--- start of STORED RECORDS ---

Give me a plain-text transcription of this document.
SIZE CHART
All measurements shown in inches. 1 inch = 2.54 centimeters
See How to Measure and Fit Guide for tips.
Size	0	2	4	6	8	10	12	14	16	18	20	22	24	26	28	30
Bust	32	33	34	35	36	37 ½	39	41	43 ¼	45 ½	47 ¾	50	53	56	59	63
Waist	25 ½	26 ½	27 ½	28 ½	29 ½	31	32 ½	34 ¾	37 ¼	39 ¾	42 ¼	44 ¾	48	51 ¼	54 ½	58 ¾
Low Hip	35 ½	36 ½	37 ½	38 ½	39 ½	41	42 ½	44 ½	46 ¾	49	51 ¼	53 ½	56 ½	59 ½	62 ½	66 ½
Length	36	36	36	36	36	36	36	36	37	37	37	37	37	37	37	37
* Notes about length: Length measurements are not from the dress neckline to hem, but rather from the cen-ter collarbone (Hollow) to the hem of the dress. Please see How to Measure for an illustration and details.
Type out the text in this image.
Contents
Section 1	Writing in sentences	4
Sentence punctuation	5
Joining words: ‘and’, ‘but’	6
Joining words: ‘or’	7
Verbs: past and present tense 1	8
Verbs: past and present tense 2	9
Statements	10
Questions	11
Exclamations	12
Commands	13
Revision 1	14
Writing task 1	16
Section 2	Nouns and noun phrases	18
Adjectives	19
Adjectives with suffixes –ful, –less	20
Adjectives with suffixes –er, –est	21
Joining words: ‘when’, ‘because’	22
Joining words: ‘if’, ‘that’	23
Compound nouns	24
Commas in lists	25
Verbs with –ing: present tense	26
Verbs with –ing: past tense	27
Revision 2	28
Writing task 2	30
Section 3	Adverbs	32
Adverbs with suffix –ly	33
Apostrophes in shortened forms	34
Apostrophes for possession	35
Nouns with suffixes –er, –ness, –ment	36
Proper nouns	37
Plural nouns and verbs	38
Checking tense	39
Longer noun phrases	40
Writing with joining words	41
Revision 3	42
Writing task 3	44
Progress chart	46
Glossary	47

--- end of STORED RECORDS ---
--- start of STORED RECORDS ---

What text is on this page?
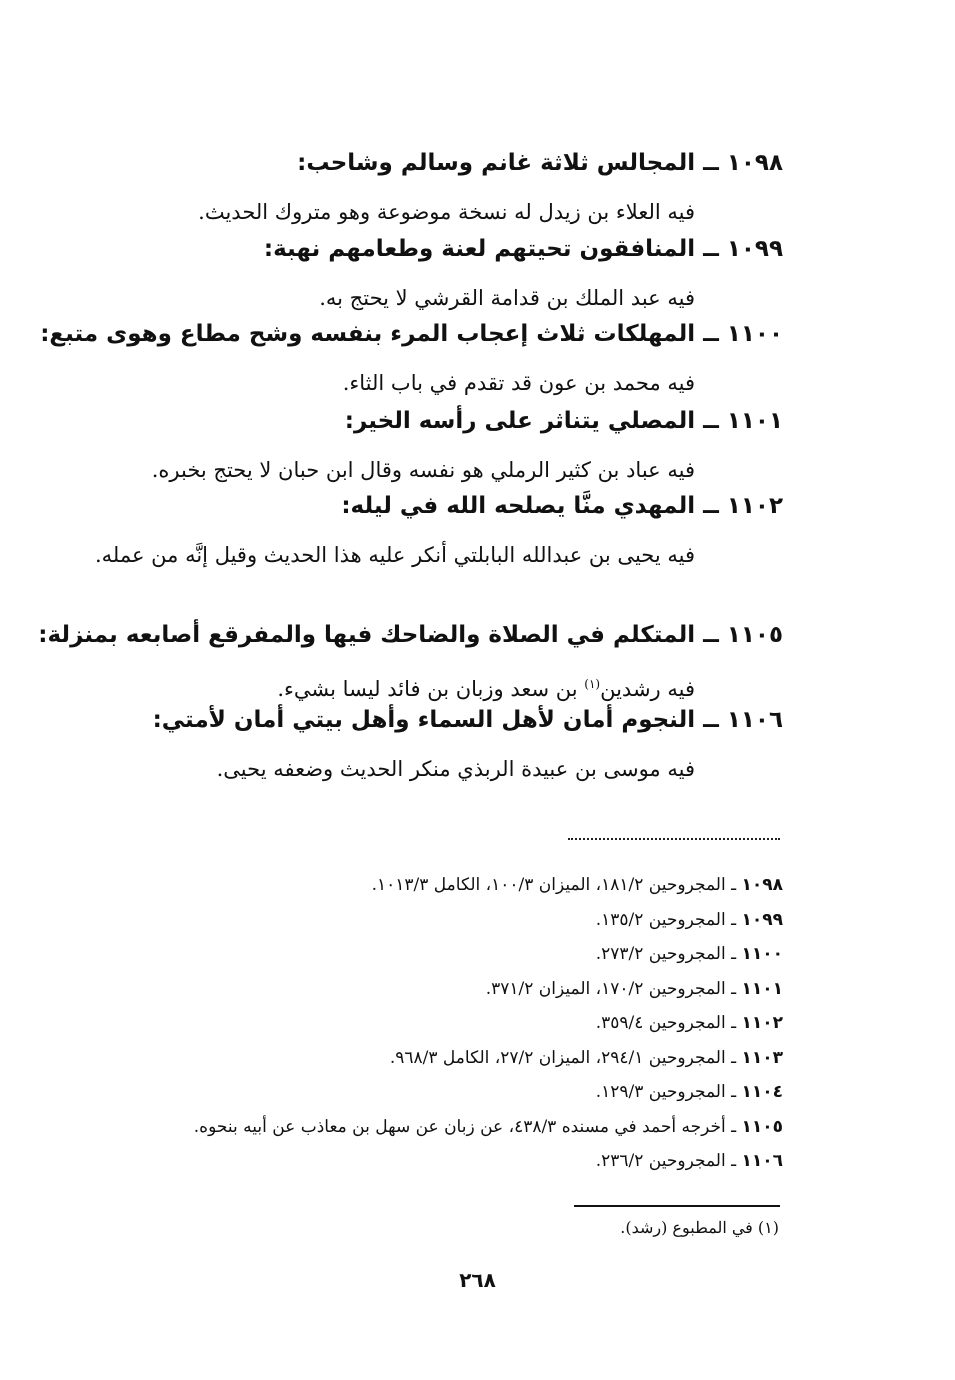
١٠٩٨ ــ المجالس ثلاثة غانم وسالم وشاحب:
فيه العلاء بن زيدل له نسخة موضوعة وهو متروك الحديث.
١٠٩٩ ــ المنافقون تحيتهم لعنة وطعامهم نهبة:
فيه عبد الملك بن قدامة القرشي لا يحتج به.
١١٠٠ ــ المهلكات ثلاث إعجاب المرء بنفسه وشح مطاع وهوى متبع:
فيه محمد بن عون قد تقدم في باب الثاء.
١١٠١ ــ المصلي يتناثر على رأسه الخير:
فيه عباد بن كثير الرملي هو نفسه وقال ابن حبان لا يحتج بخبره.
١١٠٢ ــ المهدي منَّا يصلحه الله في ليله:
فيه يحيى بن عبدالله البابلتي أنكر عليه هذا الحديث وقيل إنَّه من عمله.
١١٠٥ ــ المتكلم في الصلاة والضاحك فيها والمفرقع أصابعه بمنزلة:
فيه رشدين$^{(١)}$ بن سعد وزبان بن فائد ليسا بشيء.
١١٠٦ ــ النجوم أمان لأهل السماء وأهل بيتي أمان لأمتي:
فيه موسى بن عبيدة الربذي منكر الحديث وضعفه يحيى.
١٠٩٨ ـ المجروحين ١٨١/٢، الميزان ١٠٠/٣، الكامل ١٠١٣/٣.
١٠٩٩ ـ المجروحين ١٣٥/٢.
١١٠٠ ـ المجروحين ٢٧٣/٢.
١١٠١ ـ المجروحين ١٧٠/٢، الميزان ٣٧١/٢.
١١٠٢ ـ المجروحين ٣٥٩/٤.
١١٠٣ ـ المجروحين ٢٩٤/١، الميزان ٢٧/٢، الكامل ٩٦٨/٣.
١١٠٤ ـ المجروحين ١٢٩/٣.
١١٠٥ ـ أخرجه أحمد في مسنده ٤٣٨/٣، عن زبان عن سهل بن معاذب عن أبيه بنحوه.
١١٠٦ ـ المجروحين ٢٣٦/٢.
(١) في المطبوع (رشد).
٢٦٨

--- end of STORED RECORDS ---

TASK BRIEF: Lines that hold the word "words" are the ones to return, every one of them.

FULL RESPONSE:
Joining words: ‘and’, ‘but’	6
Joining words: ‘or’	7
Joining words: ‘when’, ‘because’	22
Joining words: ‘if’, ‘that’	23
Writing with joining words	41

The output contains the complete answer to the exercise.